_Requirements:_ Filter these entries, keeping only lines that hold the word "image".

_Supplied material:_
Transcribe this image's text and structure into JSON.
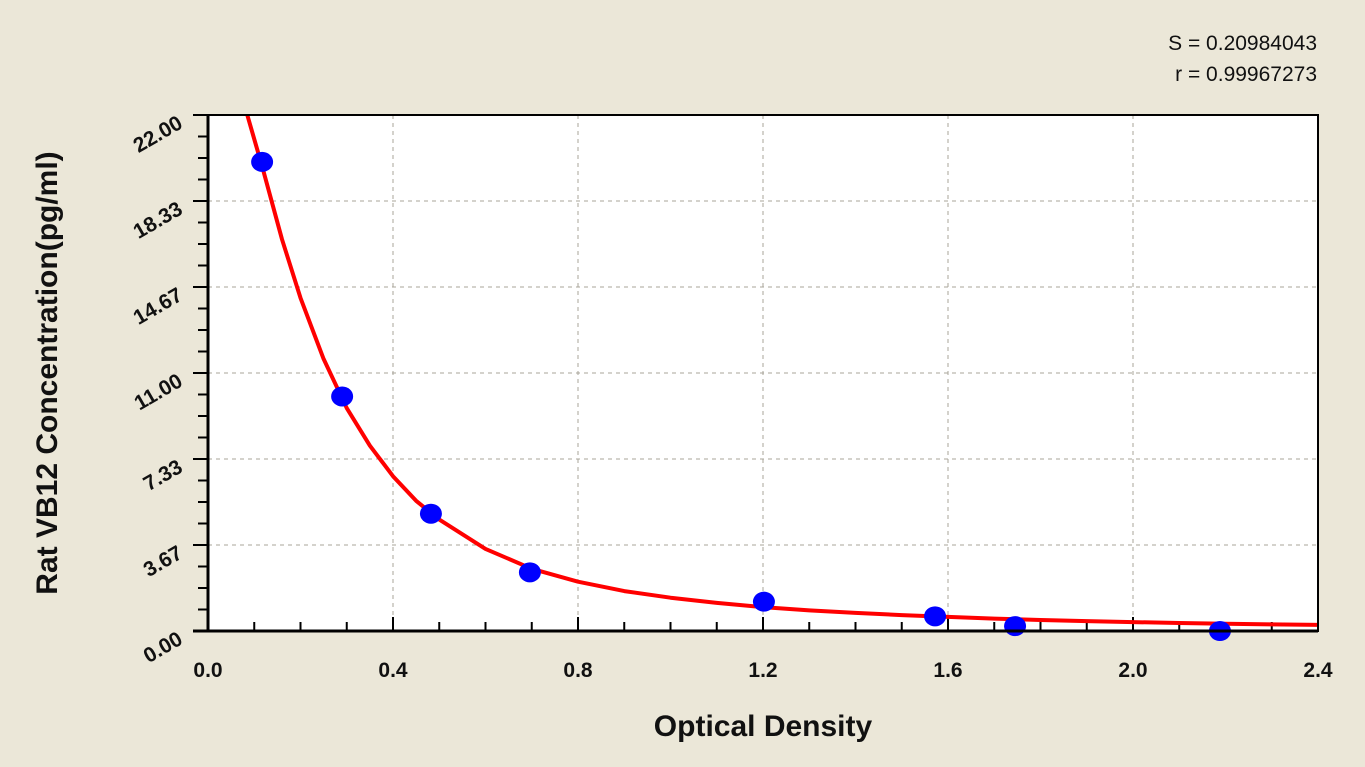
{
  "stats": {
    "s_label": "S = 0.20984043",
    "r_label": "r = 0.99967273"
  },
  "chart_data": {
    "type": "scatter",
    "title": "",
    "xlabel": "Optical Density",
    "ylabel": "Rat VB12 Concentration(pg/ml)",
    "xlim": [
      0.0,
      2.4
    ],
    "ylim": [
      0.0,
      22.0
    ],
    "x_ticks": [
      "0.0",
      "0.4",
      "0.8",
      "1.2",
      "1.6",
      "2.0",
      "2.4"
    ],
    "y_ticks": [
      "0.00",
      "3.67",
      "7.33",
      "11.00",
      "14.67",
      "18.33",
      "22.00"
    ],
    "grid": true,
    "legend": "none",
    "annotations": [
      "S = 0.20984043",
      "r = 0.99967273"
    ],
    "series": [
      {
        "name": "Standards",
        "type": "scatter",
        "color": "#0000ff",
        "x": [
          0.117,
          0.29,
          0.482,
          0.696,
          1.202,
          1.572,
          1.745,
          2.188
        ],
        "y": [
          20.0,
          10.0,
          5.0,
          2.5,
          1.25,
          0.625,
          0.21,
          0.0
        ]
      },
      {
        "name": "Fitted curve",
        "type": "line",
        "color": "#ff0000",
        "x": [
          0.085,
          0.12,
          0.16,
          0.2,
          0.25,
          0.3,
          0.35,
          0.4,
          0.45,
          0.5,
          0.6,
          0.7,
          0.8,
          0.9,
          1.0,
          1.1,
          1.2,
          1.3,
          1.4,
          1.5,
          1.6,
          1.7,
          1.8,
          1.9,
          2.0,
          2.1,
          2.2,
          2.3,
          2.4
        ],
        "y": [
          22.0,
          19.6,
          16.7,
          14.2,
          11.6,
          9.5,
          7.9,
          6.6,
          5.55,
          4.75,
          3.5,
          2.65,
          2.1,
          1.7,
          1.42,
          1.2,
          1.02,
          0.88,
          0.77,
          0.68,
          0.6,
          0.53,
          0.47,
          0.42,
          0.38,
          0.34,
          0.31,
          0.28,
          0.26
        ]
      }
    ]
  }
}
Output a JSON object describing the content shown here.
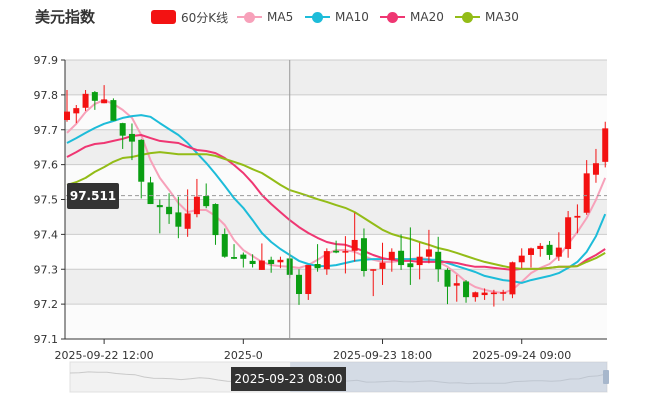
{
  "title": "美元指数",
  "legend": [
    {
      "label": "60分K线",
      "color": "#f31212",
      "type": "rect"
    },
    {
      "label": "MA5",
      "color": "#f7a1ba",
      "type": "line"
    },
    {
      "label": "MA10",
      "color": "#1dbcd9",
      "type": "line"
    },
    {
      "label": "MA20",
      "color": "#ef3672",
      "type": "line"
    },
    {
      "label": "MA30",
      "color": "#93bc17",
      "type": "line"
    }
  ],
  "crosshair": {
    "price_label": "97.511",
    "time_label": "2025-09-23 08:00",
    "candle_index": 24,
    "price": 97.511
  },
  "chart_data": {
    "type": "candlestick",
    "ylim": [
      97.1,
      97.9
    ],
    "yticks": [
      "97.9",
      "97.8",
      "97.7",
      "97.6",
      "97.5",
      "97.4",
      "97.3",
      "97.2",
      "97.1"
    ],
    "xtick_labels": [
      {
        "index": 4,
        "label": "2025-09-22 12:00"
      },
      {
        "index": 19,
        "label": "2025-0"
      },
      {
        "index": 34,
        "label": "2025-09-23 18:00"
      },
      {
        "index": 49,
        "label": "2025-09-24 09:00"
      }
    ],
    "grid": true,
    "up_color": "#f31212",
    "down_color": "#0a9e12",
    "ohlc": [
      [
        97.728,
        97.752,
        97.814,
        97.723
      ],
      [
        97.747,
        97.762,
        97.771,
        97.719
      ],
      [
        97.763,
        97.803,
        97.814,
        97.754
      ],
      [
        97.808,
        97.783,
        97.811,
        97.757
      ],
      [
        97.776,
        97.787,
        97.828,
        97.776
      ],
      [
        97.785,
        97.726,
        97.79,
        97.726
      ],
      [
        97.719,
        97.683,
        97.72,
        97.645
      ],
      [
        97.688,
        97.666,
        97.718,
        97.613
      ],
      [
        97.671,
        97.551,
        97.673,
        97.503
      ],
      [
        97.549,
        97.487,
        97.565,
        97.487
      ],
      [
        97.484,
        97.478,
        97.5,
        97.403
      ],
      [
        97.479,
        97.458,
        97.518,
        97.43
      ],
      [
        97.463,
        97.422,
        97.508,
        97.389
      ],
      [
        97.416,
        97.46,
        97.529,
        97.393
      ],
      [
        97.458,
        97.508,
        97.559,
        97.449
      ],
      [
        97.51,
        97.481,
        97.546,
        97.475
      ],
      [
        97.487,
        97.398,
        97.489,
        97.37
      ],
      [
        97.401,
        97.336,
        97.417,
        97.333
      ],
      [
        97.335,
        97.33,
        97.372,
        97.329
      ],
      [
        97.342,
        97.33,
        97.348,
        97.305
      ],
      [
        97.324,
        97.315,
        97.343,
        97.305
      ],
      [
        97.298,
        97.325,
        97.374,
        97.298
      ],
      [
        97.327,
        97.315,
        97.336,
        97.29
      ],
      [
        97.32,
        97.327,
        97.336,
        97.303
      ],
      [
        97.331,
        97.284,
        97.355,
        97.274
      ],
      [
        97.284,
        97.229,
        97.3,
        97.198
      ],
      [
        97.229,
        97.312,
        97.312,
        97.212
      ],
      [
        97.315,
        97.303,
        97.372,
        97.293
      ],
      [
        97.3,
        97.352,
        97.36,
        97.284
      ],
      [
        97.353,
        97.348,
        97.382,
        97.346
      ],
      [
        97.349,
        97.352,
        97.395,
        97.288
      ],
      [
        97.353,
        97.384,
        97.462,
        97.322
      ],
      [
        97.389,
        97.295,
        97.417,
        97.279
      ],
      [
        97.298,
        97.3,
        97.3,
        97.223
      ],
      [
        97.301,
        97.319,
        97.376,
        97.255
      ],
      [
        97.327,
        97.35,
        97.36,
        97.293
      ],
      [
        97.353,
        97.312,
        97.4,
        97.298
      ],
      [
        97.317,
        97.306,
        97.42,
        97.255
      ],
      [
        97.312,
        97.336,
        97.376,
        97.271
      ],
      [
        97.336,
        97.357,
        97.413,
        97.317
      ],
      [
        97.35,
        97.3,
        97.393,
        97.264
      ],
      [
        97.298,
        97.25,
        97.303,
        97.2
      ],
      [
        97.253,
        97.26,
        97.284,
        97.207
      ],
      [
        97.265,
        97.22,
        97.269,
        97.204
      ],
      [
        97.22,
        97.234,
        97.236,
        97.207
      ],
      [
        97.226,
        97.233,
        97.245,
        97.212
      ],
      [
        97.231,
        97.233,
        97.241,
        97.193
      ],
      [
        97.231,
        97.234,
        97.241,
        97.21
      ],
      [
        97.228,
        97.32,
        97.322,
        97.217
      ],
      [
        97.32,
        97.339,
        97.36,
        97.303
      ],
      [
        97.341,
        97.36,
        97.362,
        97.305
      ],
      [
        97.358,
        97.367,
        97.375,
        97.336
      ],
      [
        97.37,
        97.341,
        97.381,
        97.327
      ],
      [
        97.336,
        97.362,
        97.406,
        97.324
      ],
      [
        97.358,
        97.449,
        97.467,
        97.333
      ],
      [
        97.448,
        97.453,
        97.486,
        97.403
      ],
      [
        97.462,
        97.575,
        97.613,
        97.456
      ],
      [
        97.571,
        97.604,
        97.645,
        97.548
      ],
      [
        97.608,
        97.704,
        97.723,
        97.592
      ]
    ],
    "series": [
      {
        "name": "MA5",
        "values": [
          97.691,
          97.717,
          97.751,
          97.774,
          97.785,
          97.774,
          97.757,
          97.734,
          97.685,
          97.613,
          97.562,
          97.527,
          97.49,
          97.464,
          97.47,
          97.47,
          97.453,
          97.427,
          97.384,
          97.355,
          97.338,
          97.321,
          97.312,
          97.309,
          97.307,
          97.304,
          97.312,
          97.327,
          97.344,
          97.355,
          97.355,
          97.35,
          97.338,
          97.327,
          97.321,
          97.321,
          97.324,
          97.329,
          97.332,
          97.329,
          97.321,
          97.307,
          97.287,
          97.264,
          97.249,
          97.241,
          97.235,
          97.232,
          97.241,
          97.264,
          97.289,
          97.304,
          97.315,
          97.338,
          97.372,
          97.407,
          97.447,
          97.499,
          97.562
        ]
      },
      {
        "name": "MA10",
        "values": [
          97.662,
          97.676,
          97.691,
          97.705,
          97.717,
          97.725,
          97.734,
          97.739,
          97.742,
          97.737,
          97.719,
          97.702,
          97.685,
          97.662,
          97.633,
          97.605,
          97.573,
          97.539,
          97.504,
          97.476,
          97.441,
          97.404,
          97.378,
          97.358,
          97.341,
          97.324,
          97.315,
          97.309,
          97.309,
          97.312,
          97.318,
          97.324,
          97.327,
          97.329,
          97.329,
          97.329,
          97.329,
          97.329,
          97.329,
          97.327,
          97.327,
          97.318,
          97.309,
          97.301,
          97.292,
          97.281,
          97.275,
          97.269,
          97.266,
          97.261,
          97.269,
          97.275,
          97.281,
          97.289,
          97.304,
          97.321,
          97.35,
          97.395,
          97.458
        ]
      },
      {
        "name": "MA20",
        "values": [
          97.622,
          97.636,
          97.651,
          97.659,
          97.662,
          97.668,
          97.674,
          97.682,
          97.685,
          97.676,
          97.668,
          97.665,
          97.662,
          97.651,
          97.642,
          97.639,
          97.633,
          97.619,
          97.599,
          97.576,
          97.547,
          97.513,
          97.487,
          97.464,
          97.441,
          97.421,
          97.404,
          97.39,
          97.378,
          97.372,
          97.37,
          97.361,
          97.352,
          97.341,
          97.332,
          97.327,
          97.324,
          97.324,
          97.321,
          97.321,
          97.321,
          97.321,
          97.318,
          97.312,
          97.307,
          97.307,
          97.304,
          97.301,
          97.298,
          97.301,
          97.301,
          97.301,
          97.304,
          97.307,
          97.307,
          97.309,
          97.327,
          97.341,
          97.358
        ]
      },
      {
        "name": "MA30",
        "values": [
          97.542,
          97.55,
          97.562,
          97.579,
          97.593,
          97.608,
          97.619,
          97.622,
          97.628,
          97.633,
          97.636,
          97.633,
          97.63,
          97.63,
          97.63,
          97.63,
          97.625,
          97.616,
          97.608,
          97.599,
          97.587,
          97.576,
          97.559,
          97.542,
          97.527,
          97.519,
          97.51,
          97.501,
          97.493,
          97.484,
          97.476,
          97.464,
          97.447,
          97.43,
          97.413,
          97.401,
          97.393,
          97.387,
          97.378,
          97.37,
          97.361,
          97.355,
          97.347,
          97.338,
          97.329,
          97.321,
          97.315,
          97.309,
          97.304,
          97.301,
          97.301,
          97.301,
          97.304,
          97.307,
          97.307,
          97.309,
          97.321,
          97.332,
          97.347
        ]
      }
    ]
  },
  "datazoom": {
    "start_percent": 41,
    "end_percent": 100
  }
}
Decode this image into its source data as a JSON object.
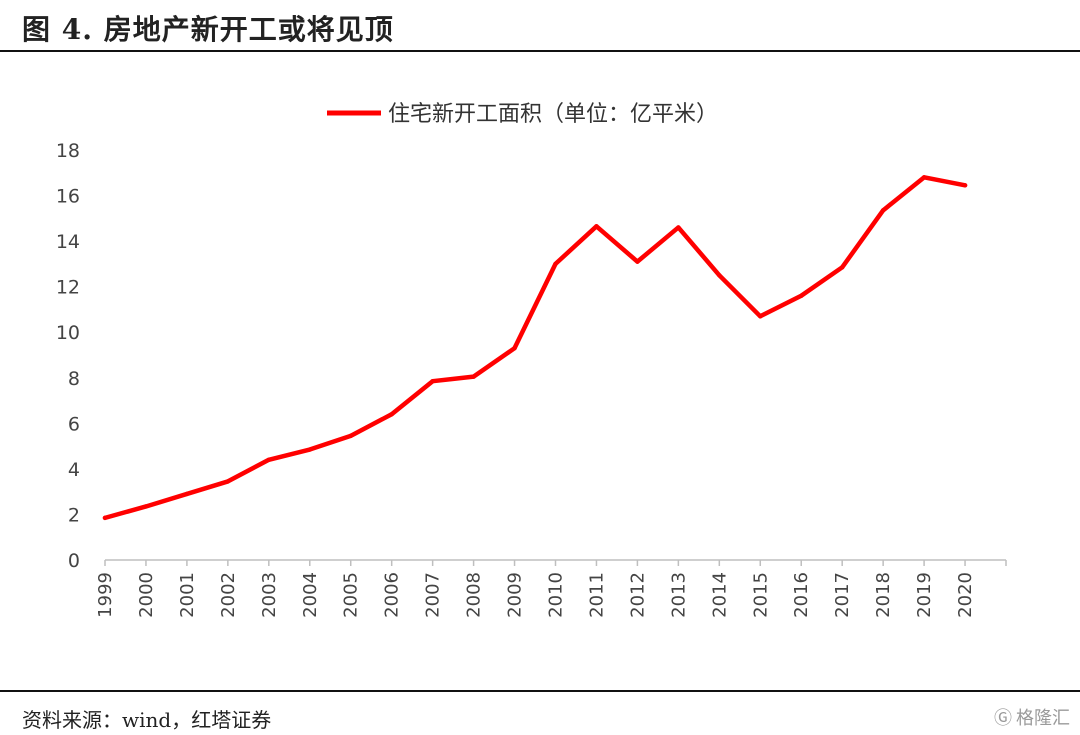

_Exercise answer:_
Transcribe this image's text and structure into JSON.
Decode this image into its source data as a JSON object.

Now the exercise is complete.